--- START ---
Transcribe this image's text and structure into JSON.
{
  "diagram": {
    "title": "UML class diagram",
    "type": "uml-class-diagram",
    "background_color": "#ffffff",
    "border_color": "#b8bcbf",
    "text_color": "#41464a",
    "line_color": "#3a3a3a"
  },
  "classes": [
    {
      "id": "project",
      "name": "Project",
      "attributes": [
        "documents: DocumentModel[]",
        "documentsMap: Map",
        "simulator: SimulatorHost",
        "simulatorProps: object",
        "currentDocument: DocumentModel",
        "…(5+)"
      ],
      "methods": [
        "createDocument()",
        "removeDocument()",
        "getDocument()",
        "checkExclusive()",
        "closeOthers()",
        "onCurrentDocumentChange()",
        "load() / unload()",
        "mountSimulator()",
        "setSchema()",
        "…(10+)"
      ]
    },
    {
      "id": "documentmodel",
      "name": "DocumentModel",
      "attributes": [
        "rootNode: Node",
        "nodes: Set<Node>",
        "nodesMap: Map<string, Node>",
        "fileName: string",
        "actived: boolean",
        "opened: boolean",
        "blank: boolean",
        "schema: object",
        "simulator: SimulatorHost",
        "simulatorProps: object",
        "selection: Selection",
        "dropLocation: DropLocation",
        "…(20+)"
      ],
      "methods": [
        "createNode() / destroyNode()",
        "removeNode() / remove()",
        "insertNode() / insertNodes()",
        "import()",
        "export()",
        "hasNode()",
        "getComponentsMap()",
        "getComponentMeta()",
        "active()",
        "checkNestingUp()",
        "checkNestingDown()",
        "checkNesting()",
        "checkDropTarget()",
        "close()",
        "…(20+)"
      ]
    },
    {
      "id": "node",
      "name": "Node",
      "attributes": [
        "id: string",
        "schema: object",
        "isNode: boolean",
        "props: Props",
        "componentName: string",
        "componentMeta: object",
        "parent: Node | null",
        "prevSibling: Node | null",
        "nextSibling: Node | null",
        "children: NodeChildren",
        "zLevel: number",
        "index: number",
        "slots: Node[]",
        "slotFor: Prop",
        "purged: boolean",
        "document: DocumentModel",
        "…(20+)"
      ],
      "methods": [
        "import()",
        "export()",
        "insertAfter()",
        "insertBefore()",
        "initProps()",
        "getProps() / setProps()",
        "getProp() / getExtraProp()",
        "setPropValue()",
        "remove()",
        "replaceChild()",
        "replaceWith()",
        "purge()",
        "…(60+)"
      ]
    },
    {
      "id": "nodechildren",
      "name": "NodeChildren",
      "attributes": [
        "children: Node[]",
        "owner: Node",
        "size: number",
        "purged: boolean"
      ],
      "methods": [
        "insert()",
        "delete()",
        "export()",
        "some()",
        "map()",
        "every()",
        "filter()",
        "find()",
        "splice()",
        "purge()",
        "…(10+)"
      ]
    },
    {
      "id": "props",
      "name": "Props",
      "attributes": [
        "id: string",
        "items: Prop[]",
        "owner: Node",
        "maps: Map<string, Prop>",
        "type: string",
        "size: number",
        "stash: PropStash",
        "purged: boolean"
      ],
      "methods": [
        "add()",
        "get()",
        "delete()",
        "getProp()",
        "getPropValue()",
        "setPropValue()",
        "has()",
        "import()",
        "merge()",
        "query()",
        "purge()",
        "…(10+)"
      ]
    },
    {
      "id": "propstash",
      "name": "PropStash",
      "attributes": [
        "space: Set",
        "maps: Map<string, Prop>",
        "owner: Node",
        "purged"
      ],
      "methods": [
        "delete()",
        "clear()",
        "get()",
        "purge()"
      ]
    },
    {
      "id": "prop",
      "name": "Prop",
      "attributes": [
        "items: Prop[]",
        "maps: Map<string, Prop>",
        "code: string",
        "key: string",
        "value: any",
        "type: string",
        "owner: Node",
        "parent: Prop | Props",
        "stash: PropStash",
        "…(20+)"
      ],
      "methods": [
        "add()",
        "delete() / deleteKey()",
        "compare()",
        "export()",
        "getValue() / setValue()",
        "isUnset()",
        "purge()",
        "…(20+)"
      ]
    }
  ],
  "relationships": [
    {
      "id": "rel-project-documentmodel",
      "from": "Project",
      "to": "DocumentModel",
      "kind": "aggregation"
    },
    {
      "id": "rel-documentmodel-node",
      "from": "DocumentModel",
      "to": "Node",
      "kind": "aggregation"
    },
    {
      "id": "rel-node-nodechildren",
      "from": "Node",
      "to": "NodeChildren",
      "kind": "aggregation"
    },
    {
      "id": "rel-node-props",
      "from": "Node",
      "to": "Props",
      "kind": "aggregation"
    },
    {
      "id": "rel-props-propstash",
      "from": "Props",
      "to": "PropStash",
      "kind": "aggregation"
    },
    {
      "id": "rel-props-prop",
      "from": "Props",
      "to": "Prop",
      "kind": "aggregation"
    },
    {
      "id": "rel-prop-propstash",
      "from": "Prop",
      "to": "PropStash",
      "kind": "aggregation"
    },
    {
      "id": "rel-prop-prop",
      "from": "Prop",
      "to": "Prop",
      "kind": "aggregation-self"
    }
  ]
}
--- END ---
* Aim of the exercise *
Copy out every line of the data above, exactly as given.

* Reply *
Transcribe this image's text and structure into JSON.
{
  "diagram": {
    "title": "UML class diagram",
    "type": "uml-class-diagram",
    "background_color": "#ffffff",
    "border_color": "#b8bcbf",
    "text_color": "#41464a",
    "line_color": "#3a3a3a"
  },
  "classes": [
    {
      "id": "project",
      "name": "Project",
      "attributes": [
        "documents: DocumentModel[]",
        "documentsMap: Map",
        "simulator: SimulatorHost",
        "simulatorProps: object",
        "currentDocument: DocumentModel",
        "…(5+)"
      ],
      "methods": [
        "createDocument()",
        "removeDocument()",
        "getDocument()",
        "checkExclusive()",
        "closeOthers()",
        "onCurrentDocumentChange()",
        "load() / unload()",
        "mountSimulator()",
        "setSchema()",
        "…(10+)"
      ]
    },
    {
      "id": "documentmodel",
      "name": "DocumentModel",
      "attributes": [
        "rootNode: Node",
        "nodes: Set<Node>",
        "nodesMap: Map<string, Node>",
        "fileName: string",
        "actived: boolean",
        "opened: boolean",
        "blank: boolean",
        "schema: object",
        "simulator: SimulatorHost",
        "simulatorProps: object",
        "selection: Selection",
        "dropLocation: DropLocation",
        "…(20+)"
      ],
      "methods": [
        "createNode() / destroyNode()",
        "removeNode() / remove()",
        "insertNode() / insertNodes()",
        "import()",
        "export()",
        "hasNode()",
        "getComponentsMap()",
        "getComponentMeta()",
        "active()",
        "checkNestingUp()",
        "checkNestingDown()",
        "checkNesting()",
        "checkDropTarget()",
        "close()",
        "…(20+)"
      ]
    },
    {
      "id": "node",
      "name": "Node",
      "attributes": [
        "id: string",
        "schema: object",
        "isNode: boolean",
        "props: Props",
        "componentName: string",
        "componentMeta: object",
        "parent: Node | null",
        "prevSibling: Node | null",
        "nextSibling: Node | null",
        "children: NodeChildren",
        "zLevel: number",
        "index: number",
        "slots: Node[]",
        "slotFor: Prop",
        "purged: boolean",
        "document: DocumentModel",
        "…(20+)"
      ],
      "methods": [
        "import()",
        "export()",
        "insertAfter()",
        "insertBefore()",
        "initProps()",
        "getProps() / setProps()",
        "getProp() / getExtraProp()",
        "setPropValue()",
        "remove()",
        "replaceChild()",
        "replaceWith()",
        "purge()",
        "…(60+)"
      ]
    },
    {
      "id": "nodechildren",
      "name": "NodeChildren",
      "attributes": [
        "children: Node[]",
        "owner: Node",
        "size: number",
        "purged: boolean"
      ],
      "methods": [
        "insert()",
        "delete()",
        "export()",
        "some()",
        "map()",
        "every()",
        "filter()",
        "find()",
        "splice()",
        "purge()",
        "…(10+)"
      ]
    },
    {
      "id": "props",
      "name": "Props",
      "attributes": [
        "id: string",
        "items: Prop[]",
        "owner: Node",
        "maps: Map<string, Prop>",
        "type: string",
        "size: number",
        "stash: PropStash",
        "purged: boolean"
      ],
      "methods": [
        "add()",
        "get()",
        "delete()",
        "getProp()",
        "getPropValue()",
        "setPropValue()",
        "has()",
        "import()",
        "merge()",
        "query()",
        "purge()",
        "…(10+)"
      ]
    },
    {
      "id": "propstash",
      "name": "PropStash",
      "attributes": [
        "space: Set",
        "maps: Map<string, Prop>",
        "owner: Node",
        "purged"
      ],
      "methods": [
        "delete()",
        "clear()",
        "get()",
        "purge()"
      ]
    },
    {
      "id": "prop",
      "name": "Prop",
      "attributes": [
        "items: Prop[]",
        "maps: Map<string, Prop>",
        "code: string",
        "key: string",
        "value: any",
        "type: string",
        "owner: Node",
        "parent: Prop | Props",
        "stash: PropStash",
        "…(20+)"
      ],
      "methods": [
        "add()",
        "delete() / deleteKey()",
        "compare()",
        "export()",
        "getValue() / setValue()",
        "isUnset()",
        "purge()",
        "…(20+)"
      ]
    }
  ],
  "relationships": [
    {
      "id": "rel-project-documentmodel",
      "from": "Project",
      "to": "DocumentModel",
      "kind": "aggregation"
    },
    {
      "id": "rel-documentmodel-node",
      "from": "DocumentModel",
      "to": "Node",
      "kind": "aggregation"
    },
    {
      "id": "rel-node-nodechildren",
      "from": "Node",
      "to": "NodeChildren",
      "kind": "aggregation"
    },
    {
      "id": "rel-node-props",
      "from": "Node",
      "to": "Props",
      "kind": "aggregation"
    },
    {
      "id": "rel-props-propstash",
      "from": "Props",
      "to": "PropStash",
      "kind": "aggregation"
    },
    {
      "id": "rel-props-prop",
      "from": "Props",
      "to": "Prop",
      "kind": "aggregation"
    },
    {
      "id": "rel-prop-propstash",
      "from": "Prop",
      "to": "PropStash",
      "kind": "aggregation"
    },
    {
      "id": "rel-prop-prop",
      "from": "Prop",
      "to": "Prop",
      "kind": "aggregation-self"
    }
  ]
}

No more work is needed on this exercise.